Collection entries:
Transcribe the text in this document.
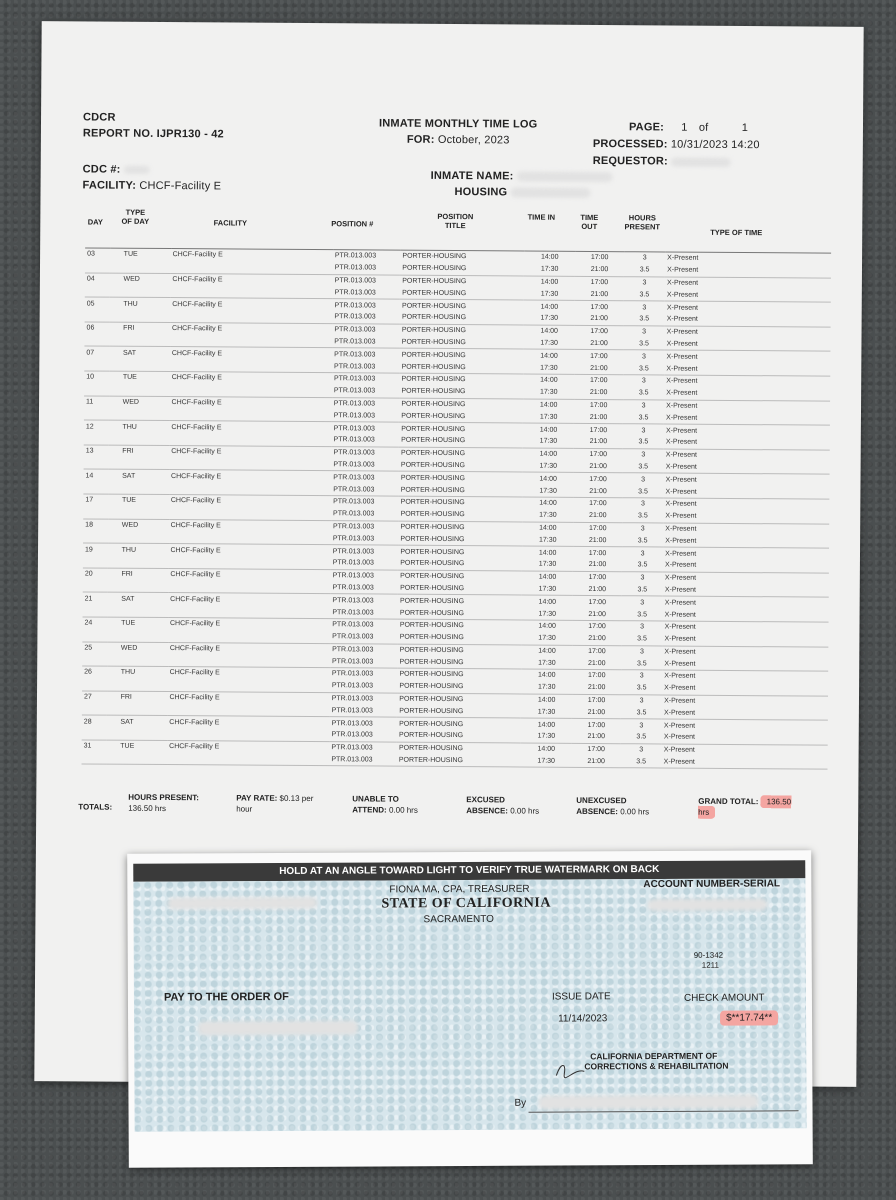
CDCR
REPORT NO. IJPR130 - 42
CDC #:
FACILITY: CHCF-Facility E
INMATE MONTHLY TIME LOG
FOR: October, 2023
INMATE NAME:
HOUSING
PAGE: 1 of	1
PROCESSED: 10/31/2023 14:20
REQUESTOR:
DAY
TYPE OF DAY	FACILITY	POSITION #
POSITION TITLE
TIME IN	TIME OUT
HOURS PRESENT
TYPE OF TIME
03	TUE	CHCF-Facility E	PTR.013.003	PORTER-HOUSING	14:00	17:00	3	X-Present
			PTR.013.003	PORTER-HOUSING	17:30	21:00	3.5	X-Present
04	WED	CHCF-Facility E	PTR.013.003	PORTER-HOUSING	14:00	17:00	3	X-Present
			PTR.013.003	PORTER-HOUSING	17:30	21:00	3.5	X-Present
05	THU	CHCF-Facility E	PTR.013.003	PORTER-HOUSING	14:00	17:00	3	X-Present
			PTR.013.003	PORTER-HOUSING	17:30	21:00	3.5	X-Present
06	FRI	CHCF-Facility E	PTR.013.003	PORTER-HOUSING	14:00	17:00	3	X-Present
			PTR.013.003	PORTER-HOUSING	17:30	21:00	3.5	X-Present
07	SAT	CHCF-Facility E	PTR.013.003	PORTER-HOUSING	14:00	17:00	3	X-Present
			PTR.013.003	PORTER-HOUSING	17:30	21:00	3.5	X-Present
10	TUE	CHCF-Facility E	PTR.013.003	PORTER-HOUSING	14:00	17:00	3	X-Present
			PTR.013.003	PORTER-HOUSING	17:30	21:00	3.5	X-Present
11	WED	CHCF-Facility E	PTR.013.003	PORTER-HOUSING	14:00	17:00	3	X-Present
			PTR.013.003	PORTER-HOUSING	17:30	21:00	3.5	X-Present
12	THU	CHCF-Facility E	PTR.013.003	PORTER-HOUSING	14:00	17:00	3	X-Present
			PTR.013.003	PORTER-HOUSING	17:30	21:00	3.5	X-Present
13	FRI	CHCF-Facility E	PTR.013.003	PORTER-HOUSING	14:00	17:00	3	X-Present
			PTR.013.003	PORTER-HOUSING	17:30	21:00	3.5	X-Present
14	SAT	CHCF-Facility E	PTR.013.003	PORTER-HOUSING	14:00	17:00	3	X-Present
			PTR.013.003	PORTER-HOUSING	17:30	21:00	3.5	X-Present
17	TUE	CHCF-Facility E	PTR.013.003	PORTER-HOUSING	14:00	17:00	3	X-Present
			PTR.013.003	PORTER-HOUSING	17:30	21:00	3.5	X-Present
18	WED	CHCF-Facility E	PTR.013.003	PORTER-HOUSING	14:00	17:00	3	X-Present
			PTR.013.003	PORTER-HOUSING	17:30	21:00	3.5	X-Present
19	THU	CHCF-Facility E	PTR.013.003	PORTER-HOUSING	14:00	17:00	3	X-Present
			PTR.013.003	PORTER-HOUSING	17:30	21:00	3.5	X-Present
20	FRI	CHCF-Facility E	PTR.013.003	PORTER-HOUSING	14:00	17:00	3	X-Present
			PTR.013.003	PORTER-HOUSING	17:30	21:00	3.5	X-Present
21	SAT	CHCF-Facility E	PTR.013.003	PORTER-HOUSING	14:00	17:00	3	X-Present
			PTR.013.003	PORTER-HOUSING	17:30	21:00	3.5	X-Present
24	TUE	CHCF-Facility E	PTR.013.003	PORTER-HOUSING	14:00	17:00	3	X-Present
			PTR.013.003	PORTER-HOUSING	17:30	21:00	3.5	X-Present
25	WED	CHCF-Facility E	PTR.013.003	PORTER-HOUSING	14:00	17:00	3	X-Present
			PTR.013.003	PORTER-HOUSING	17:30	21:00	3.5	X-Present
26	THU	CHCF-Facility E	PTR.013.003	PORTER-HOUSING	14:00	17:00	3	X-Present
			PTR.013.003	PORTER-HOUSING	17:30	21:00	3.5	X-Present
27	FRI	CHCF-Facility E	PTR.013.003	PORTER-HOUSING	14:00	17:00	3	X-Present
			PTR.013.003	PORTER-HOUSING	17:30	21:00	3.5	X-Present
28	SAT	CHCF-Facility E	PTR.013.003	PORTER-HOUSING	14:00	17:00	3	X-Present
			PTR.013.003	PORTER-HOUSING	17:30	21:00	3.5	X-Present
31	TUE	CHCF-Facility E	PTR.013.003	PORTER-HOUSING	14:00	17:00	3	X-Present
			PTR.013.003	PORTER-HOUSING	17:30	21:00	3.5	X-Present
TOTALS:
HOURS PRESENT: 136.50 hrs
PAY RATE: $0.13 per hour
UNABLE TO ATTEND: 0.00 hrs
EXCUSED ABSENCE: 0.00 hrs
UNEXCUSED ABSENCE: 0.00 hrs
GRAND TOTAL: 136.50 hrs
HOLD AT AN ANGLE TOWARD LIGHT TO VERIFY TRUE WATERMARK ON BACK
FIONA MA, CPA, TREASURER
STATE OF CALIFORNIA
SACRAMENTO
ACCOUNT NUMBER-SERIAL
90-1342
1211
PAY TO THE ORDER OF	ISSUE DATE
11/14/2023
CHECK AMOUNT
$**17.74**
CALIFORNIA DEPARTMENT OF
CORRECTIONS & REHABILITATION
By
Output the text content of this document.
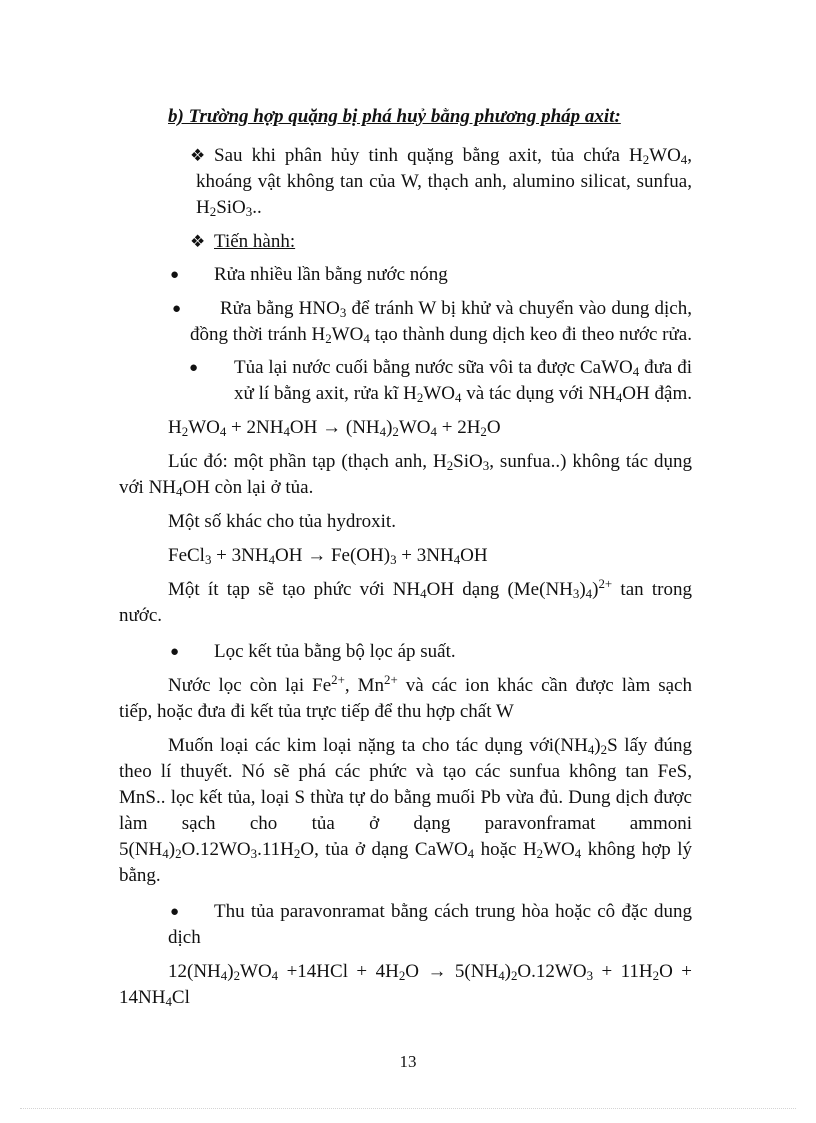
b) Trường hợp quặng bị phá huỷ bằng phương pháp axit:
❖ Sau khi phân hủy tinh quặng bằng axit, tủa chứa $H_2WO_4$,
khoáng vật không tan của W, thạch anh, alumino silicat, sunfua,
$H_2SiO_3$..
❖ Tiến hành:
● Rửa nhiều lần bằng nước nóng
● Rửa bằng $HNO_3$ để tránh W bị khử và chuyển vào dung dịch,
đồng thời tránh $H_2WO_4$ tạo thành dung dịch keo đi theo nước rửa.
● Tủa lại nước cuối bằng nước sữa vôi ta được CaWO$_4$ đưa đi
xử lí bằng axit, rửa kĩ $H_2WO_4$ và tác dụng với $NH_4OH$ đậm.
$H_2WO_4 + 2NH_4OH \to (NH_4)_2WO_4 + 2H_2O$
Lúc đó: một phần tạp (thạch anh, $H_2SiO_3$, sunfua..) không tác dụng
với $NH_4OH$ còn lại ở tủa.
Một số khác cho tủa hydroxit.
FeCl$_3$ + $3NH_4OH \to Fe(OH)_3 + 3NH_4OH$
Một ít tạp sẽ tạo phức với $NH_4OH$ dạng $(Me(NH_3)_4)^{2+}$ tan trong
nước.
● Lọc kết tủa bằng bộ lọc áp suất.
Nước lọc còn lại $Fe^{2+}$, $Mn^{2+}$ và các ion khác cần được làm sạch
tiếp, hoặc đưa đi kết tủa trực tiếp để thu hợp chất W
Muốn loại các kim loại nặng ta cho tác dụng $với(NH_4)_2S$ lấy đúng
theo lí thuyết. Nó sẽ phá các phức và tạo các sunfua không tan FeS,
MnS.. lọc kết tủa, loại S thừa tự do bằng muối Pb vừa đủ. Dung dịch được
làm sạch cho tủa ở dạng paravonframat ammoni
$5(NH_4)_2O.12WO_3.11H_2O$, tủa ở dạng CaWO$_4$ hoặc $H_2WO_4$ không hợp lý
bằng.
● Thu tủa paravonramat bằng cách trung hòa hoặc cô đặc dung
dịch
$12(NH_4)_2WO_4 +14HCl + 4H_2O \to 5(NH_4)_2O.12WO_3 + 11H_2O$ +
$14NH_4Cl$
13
==
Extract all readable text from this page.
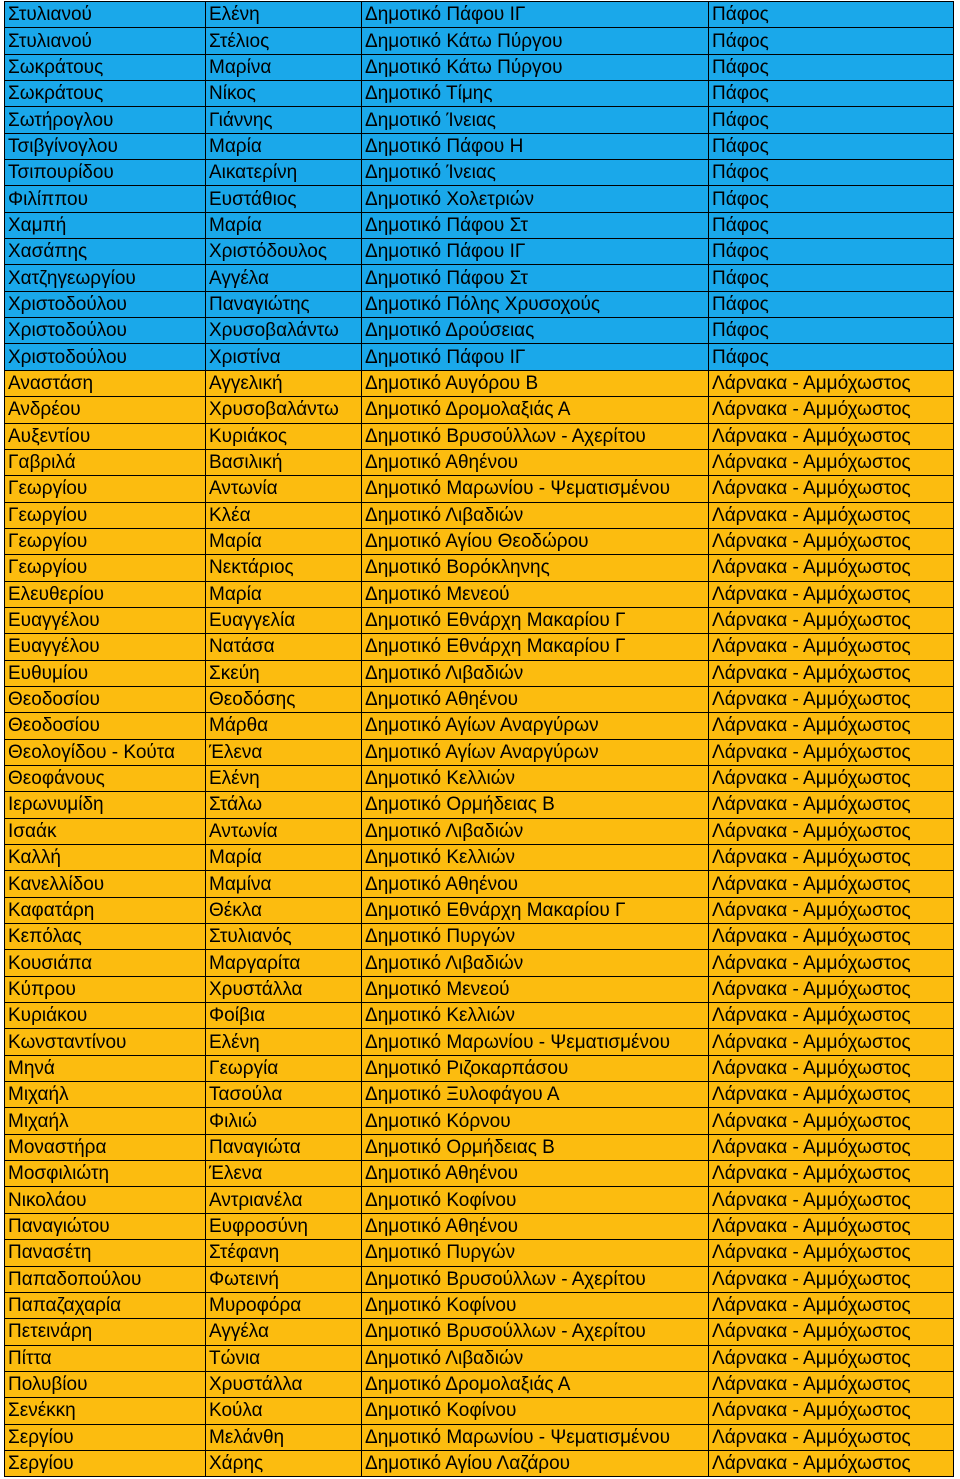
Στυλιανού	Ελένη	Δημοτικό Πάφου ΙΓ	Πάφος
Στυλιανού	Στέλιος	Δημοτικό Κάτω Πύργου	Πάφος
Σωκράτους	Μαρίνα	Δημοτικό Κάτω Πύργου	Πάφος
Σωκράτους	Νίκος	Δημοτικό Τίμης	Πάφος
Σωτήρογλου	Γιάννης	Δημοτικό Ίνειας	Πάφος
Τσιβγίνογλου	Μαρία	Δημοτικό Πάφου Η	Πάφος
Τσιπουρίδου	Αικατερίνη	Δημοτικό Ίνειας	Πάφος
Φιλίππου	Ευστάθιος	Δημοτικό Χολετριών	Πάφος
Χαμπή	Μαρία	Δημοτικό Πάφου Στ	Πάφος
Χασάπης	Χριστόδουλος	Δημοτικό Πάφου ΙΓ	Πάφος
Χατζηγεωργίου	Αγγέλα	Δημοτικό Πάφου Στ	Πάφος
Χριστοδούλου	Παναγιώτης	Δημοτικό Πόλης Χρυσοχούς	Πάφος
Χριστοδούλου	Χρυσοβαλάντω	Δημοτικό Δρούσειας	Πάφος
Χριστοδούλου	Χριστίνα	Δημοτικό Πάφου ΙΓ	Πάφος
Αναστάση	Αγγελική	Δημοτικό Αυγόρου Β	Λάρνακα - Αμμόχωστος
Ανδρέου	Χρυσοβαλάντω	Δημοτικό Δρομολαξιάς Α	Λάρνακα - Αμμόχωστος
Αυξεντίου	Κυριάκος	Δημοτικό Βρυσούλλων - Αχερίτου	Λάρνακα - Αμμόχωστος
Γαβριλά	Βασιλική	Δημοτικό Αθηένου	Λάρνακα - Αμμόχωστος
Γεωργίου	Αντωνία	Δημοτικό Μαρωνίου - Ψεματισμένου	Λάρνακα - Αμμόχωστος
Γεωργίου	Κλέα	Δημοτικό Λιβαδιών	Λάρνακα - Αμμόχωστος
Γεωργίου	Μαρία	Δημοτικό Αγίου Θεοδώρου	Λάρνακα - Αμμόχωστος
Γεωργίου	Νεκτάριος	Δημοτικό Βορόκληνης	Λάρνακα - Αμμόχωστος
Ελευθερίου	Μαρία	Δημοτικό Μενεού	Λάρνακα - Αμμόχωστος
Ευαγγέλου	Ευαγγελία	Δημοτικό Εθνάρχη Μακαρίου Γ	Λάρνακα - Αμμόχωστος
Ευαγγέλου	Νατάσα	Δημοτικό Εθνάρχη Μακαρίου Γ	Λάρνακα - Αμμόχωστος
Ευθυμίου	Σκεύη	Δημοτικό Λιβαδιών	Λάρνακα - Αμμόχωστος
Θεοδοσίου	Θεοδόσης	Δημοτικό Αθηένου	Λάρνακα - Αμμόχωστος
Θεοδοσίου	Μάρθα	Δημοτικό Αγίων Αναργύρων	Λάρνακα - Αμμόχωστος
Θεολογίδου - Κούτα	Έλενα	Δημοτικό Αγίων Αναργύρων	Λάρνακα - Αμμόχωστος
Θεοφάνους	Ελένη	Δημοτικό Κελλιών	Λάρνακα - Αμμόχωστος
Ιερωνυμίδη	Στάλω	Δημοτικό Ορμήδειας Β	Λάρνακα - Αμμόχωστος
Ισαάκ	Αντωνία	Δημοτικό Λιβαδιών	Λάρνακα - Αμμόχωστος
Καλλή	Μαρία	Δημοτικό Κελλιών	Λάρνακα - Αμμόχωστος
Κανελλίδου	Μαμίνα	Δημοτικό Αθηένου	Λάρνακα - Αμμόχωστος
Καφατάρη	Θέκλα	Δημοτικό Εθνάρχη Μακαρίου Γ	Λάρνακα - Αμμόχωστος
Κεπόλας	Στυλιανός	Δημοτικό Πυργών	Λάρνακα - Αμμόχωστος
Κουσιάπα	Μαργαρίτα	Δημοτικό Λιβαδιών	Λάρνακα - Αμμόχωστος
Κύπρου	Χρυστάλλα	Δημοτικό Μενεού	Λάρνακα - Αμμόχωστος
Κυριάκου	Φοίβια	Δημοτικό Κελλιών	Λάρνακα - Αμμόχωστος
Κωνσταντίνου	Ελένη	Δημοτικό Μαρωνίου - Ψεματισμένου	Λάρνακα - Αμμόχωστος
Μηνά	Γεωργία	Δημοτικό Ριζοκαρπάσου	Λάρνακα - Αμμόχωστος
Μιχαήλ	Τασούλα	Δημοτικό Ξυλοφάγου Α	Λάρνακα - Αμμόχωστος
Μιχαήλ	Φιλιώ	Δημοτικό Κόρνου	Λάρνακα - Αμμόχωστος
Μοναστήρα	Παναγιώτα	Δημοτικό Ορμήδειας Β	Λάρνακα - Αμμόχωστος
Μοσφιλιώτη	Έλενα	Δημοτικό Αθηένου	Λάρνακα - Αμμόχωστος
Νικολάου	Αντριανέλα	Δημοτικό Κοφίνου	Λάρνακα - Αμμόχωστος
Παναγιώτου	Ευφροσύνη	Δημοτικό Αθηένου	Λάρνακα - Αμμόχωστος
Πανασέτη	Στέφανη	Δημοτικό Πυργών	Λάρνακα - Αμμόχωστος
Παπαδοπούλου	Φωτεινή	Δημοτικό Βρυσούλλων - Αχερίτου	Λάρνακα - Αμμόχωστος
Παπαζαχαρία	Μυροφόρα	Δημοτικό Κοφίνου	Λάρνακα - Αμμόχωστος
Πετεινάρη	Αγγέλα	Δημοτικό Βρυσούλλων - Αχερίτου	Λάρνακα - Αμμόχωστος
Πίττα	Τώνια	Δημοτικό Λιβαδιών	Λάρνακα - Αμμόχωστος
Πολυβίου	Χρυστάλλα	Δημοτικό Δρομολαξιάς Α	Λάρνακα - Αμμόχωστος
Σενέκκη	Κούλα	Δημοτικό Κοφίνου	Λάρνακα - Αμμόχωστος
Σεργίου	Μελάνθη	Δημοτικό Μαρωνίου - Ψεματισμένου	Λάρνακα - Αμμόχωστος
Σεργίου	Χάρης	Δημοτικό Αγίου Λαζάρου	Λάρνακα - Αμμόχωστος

• _THE TASK_
Only the number is wanted: count the lines of the records that hold the word "được".

• _RESPONSE_
3